=== SUPPLIED MATERIAL ===
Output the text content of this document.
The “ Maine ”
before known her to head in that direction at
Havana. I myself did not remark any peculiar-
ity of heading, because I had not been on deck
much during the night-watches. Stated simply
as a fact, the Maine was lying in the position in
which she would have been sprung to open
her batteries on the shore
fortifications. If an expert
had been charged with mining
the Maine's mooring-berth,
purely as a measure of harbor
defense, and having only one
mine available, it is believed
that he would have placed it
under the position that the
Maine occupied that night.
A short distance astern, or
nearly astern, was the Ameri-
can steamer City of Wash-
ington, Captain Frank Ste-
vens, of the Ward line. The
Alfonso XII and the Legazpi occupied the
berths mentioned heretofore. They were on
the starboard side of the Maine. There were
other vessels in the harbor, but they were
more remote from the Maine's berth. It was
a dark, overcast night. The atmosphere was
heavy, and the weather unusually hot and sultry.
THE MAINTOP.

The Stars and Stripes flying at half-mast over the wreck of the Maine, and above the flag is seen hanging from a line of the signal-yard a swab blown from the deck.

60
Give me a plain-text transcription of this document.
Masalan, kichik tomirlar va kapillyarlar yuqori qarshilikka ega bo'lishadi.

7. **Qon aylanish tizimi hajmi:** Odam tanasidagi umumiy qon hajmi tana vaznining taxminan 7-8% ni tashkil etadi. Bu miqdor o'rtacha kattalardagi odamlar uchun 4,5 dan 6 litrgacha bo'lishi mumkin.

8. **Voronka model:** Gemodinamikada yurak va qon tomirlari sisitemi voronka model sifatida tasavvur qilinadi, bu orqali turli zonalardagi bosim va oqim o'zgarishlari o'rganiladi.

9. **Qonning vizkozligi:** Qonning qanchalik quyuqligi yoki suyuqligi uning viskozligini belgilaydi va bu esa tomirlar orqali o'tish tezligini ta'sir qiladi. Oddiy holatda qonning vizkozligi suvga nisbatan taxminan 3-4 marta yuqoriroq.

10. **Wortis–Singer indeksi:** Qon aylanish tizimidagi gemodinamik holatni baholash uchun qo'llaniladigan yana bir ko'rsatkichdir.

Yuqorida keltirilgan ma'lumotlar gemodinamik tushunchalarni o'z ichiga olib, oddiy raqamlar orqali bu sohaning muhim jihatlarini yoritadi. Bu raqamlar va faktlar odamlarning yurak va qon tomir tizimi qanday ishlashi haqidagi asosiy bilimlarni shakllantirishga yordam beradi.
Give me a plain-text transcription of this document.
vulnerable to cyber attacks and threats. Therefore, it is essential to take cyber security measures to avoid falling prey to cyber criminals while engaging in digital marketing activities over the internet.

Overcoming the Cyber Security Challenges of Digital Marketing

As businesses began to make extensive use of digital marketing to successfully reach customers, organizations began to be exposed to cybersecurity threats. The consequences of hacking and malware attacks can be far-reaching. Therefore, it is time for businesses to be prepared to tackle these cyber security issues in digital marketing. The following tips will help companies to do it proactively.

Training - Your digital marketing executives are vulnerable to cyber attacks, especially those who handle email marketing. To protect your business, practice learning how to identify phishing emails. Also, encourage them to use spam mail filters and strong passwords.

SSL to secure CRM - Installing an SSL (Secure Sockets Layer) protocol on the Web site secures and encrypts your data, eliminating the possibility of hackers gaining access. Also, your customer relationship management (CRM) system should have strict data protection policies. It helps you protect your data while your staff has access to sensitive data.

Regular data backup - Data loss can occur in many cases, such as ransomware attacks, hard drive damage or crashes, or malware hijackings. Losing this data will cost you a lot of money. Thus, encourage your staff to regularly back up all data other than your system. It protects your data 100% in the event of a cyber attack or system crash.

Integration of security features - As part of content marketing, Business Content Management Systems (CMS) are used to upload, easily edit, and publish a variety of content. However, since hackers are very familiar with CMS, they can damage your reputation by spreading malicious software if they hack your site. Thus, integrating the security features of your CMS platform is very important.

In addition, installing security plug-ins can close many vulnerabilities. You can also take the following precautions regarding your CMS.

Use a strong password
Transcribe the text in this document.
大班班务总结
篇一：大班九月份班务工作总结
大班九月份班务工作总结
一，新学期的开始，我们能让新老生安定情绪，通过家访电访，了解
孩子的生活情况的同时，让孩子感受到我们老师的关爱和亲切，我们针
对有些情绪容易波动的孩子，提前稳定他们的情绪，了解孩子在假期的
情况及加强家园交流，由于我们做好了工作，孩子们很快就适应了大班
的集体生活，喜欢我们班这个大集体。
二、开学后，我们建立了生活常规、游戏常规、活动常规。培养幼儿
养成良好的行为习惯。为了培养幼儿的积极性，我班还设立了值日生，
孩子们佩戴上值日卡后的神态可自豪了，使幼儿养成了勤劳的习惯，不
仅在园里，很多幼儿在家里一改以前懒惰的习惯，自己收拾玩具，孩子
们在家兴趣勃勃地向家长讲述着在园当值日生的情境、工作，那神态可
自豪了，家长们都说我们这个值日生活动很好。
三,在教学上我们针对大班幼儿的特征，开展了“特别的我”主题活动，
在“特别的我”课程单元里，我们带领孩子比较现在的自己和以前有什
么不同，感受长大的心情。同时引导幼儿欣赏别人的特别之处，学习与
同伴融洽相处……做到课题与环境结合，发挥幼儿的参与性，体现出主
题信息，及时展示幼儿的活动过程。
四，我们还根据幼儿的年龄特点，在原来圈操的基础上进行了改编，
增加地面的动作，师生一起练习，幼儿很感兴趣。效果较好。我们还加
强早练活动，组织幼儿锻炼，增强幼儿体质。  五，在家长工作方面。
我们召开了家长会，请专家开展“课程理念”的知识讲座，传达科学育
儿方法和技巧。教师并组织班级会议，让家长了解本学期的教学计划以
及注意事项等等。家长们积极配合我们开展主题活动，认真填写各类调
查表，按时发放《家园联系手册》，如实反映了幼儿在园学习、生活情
===
**DIRECTIONS**
For each line of the entries that includes "position", show that line.

**TASK RESULT**
as a fact, the Maine was lying in the position in
under the position that the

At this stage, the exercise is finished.